[WHAT TO WORK ON] Search the listing below for the string "true" and show each line that contains it.

[Stored entries]
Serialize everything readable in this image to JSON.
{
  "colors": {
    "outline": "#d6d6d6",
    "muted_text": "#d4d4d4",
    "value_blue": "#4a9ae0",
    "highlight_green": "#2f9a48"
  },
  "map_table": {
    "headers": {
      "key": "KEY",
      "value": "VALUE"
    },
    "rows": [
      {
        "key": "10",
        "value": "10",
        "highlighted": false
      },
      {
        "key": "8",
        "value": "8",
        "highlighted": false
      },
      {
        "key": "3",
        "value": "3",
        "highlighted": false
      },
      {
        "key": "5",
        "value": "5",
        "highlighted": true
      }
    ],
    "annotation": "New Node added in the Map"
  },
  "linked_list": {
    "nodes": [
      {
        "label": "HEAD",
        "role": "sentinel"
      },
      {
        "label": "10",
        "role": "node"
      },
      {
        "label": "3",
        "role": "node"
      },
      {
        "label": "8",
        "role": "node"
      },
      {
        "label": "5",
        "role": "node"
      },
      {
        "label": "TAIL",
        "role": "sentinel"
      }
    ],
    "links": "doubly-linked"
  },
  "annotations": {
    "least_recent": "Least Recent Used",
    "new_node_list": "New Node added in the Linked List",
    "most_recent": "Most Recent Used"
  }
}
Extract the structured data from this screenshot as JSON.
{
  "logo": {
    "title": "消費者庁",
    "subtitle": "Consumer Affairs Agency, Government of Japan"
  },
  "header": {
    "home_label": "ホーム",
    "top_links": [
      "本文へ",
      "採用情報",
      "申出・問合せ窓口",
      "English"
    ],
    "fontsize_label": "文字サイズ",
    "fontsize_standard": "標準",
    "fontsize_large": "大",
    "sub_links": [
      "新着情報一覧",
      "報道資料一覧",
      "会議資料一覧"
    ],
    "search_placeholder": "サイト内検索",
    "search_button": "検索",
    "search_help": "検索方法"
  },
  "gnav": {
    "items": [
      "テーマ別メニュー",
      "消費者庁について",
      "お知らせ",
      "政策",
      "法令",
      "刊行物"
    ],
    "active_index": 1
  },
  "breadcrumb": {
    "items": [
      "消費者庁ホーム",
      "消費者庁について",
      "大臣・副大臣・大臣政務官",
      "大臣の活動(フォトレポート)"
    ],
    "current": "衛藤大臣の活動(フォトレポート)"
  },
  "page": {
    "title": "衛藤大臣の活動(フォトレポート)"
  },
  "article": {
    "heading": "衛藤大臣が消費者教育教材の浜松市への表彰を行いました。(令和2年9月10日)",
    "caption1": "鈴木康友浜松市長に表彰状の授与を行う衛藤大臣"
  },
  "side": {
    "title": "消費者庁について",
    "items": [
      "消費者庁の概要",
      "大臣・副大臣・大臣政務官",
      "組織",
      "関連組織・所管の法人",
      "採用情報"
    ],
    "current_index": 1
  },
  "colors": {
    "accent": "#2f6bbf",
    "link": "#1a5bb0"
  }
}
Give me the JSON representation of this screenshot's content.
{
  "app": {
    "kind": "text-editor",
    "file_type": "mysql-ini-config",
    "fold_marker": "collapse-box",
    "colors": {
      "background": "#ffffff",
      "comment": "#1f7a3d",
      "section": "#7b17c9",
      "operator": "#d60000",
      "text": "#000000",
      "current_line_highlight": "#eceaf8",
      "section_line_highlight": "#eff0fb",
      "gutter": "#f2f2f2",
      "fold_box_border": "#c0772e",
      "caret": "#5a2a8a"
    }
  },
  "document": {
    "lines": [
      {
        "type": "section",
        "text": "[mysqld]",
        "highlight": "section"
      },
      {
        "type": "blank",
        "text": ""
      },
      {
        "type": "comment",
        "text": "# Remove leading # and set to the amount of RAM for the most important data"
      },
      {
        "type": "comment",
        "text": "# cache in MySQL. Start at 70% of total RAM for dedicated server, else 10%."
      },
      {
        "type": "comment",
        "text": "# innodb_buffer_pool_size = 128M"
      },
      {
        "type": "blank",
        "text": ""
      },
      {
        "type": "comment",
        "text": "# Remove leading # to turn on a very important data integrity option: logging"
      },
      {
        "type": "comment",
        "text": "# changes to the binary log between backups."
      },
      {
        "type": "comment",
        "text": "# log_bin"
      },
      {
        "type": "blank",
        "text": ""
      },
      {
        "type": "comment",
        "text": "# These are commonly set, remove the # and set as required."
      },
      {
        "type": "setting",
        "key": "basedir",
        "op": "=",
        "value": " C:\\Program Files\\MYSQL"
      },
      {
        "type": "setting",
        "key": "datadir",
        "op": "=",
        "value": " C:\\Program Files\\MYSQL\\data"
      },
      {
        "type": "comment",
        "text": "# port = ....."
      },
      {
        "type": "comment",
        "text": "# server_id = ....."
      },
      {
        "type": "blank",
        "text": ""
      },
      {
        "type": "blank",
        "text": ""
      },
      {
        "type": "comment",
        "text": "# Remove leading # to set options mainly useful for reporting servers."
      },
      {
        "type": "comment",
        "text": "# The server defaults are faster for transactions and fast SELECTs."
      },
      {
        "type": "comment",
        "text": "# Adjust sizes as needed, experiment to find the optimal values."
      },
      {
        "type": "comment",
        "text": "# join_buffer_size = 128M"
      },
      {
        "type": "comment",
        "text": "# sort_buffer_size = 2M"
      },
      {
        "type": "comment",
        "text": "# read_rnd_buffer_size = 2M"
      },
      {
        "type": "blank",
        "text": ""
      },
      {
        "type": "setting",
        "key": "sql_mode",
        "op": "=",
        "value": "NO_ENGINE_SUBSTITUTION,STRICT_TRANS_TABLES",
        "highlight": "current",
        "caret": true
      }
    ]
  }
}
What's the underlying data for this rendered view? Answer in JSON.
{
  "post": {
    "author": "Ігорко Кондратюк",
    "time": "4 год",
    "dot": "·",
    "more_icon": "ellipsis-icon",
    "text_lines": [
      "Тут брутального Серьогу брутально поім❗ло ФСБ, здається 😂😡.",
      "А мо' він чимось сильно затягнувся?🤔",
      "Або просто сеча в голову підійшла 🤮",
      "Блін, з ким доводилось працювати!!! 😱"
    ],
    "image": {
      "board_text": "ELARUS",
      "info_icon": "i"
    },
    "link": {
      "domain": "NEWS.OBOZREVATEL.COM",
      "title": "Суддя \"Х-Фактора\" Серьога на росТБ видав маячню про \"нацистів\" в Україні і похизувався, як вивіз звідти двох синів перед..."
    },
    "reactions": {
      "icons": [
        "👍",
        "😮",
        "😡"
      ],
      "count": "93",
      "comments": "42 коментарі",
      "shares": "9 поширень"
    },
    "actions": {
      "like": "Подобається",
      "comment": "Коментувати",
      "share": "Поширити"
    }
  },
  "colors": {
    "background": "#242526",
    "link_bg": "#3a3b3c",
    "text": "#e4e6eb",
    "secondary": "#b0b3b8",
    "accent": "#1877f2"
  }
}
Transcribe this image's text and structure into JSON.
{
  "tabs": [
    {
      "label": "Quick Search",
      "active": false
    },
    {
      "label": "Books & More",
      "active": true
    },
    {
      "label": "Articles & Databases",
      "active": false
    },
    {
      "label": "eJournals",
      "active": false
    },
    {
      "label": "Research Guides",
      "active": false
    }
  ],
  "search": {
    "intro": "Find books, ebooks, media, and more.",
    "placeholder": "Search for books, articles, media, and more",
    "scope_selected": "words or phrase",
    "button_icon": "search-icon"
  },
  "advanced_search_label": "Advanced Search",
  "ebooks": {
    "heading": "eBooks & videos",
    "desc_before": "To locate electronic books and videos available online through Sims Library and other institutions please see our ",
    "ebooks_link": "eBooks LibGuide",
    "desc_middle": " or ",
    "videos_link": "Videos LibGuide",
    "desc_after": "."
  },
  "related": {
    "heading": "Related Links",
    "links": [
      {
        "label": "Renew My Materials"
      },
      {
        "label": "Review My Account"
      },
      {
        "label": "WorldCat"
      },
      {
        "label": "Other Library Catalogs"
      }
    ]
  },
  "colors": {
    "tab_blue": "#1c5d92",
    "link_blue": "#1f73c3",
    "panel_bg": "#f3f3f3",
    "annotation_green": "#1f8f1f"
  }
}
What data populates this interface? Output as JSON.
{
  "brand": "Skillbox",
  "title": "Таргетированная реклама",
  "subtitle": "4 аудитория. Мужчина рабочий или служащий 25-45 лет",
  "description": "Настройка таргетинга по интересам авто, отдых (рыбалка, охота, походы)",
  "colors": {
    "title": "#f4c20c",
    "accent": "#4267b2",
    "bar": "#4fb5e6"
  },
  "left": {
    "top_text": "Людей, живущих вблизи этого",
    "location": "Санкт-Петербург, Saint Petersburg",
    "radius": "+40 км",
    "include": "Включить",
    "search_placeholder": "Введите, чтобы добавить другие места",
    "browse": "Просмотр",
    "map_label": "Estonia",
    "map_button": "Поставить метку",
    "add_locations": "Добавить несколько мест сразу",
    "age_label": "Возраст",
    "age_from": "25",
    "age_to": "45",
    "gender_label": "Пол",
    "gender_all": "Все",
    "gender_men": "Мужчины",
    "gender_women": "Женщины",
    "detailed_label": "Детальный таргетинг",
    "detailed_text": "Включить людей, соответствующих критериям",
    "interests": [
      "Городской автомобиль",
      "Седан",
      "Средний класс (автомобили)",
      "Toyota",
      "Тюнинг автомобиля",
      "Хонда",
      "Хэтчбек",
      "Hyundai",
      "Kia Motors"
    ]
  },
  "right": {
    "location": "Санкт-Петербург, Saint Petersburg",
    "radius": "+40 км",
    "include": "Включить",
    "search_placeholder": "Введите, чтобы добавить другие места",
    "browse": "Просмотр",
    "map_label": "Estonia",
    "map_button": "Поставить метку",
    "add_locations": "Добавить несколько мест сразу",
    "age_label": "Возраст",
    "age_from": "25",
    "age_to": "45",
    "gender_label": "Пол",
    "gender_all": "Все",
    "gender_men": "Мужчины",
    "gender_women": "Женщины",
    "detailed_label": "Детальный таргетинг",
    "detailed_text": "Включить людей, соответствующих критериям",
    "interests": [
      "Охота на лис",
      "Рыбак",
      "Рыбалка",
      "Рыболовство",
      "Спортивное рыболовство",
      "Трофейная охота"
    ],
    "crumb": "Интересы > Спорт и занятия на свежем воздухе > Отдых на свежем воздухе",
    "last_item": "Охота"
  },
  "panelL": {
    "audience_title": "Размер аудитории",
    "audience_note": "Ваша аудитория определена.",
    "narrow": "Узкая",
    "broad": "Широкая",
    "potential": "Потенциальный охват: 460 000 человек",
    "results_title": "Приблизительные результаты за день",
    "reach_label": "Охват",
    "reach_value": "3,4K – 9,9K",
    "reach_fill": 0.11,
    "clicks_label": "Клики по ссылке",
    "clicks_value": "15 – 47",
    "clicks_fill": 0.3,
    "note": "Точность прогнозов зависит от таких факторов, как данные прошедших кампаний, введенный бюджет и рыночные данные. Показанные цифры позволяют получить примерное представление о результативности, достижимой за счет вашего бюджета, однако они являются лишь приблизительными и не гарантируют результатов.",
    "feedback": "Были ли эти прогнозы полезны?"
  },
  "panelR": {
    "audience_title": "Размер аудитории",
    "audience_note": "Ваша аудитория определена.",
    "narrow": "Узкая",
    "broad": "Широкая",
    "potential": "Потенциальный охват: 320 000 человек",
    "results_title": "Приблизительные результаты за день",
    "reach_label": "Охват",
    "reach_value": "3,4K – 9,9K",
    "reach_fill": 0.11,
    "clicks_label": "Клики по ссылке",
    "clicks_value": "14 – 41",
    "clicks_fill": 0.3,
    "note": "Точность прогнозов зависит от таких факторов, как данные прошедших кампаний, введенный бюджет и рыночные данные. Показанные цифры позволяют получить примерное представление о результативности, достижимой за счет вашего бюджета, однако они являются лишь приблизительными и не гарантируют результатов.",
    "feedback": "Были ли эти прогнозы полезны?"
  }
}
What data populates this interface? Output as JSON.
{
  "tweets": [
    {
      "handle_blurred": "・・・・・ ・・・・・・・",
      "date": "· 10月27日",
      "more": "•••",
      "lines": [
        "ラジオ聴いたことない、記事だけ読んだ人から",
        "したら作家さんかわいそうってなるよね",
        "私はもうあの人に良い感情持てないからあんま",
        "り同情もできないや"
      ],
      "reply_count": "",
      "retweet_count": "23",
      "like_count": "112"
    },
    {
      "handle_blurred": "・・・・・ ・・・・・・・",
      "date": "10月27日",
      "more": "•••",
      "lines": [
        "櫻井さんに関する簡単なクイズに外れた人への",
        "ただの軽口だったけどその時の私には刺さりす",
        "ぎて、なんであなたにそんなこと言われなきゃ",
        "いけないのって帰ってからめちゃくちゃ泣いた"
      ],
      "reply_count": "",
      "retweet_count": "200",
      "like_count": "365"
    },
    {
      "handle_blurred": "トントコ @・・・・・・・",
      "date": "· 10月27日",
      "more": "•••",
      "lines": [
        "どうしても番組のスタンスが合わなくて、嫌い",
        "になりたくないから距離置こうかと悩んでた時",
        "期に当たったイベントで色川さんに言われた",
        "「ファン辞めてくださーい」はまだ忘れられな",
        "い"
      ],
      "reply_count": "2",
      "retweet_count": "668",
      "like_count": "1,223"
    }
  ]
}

[EXPECTED OUTPUT]
        "highlighted": true
        "caret": true
      "active": true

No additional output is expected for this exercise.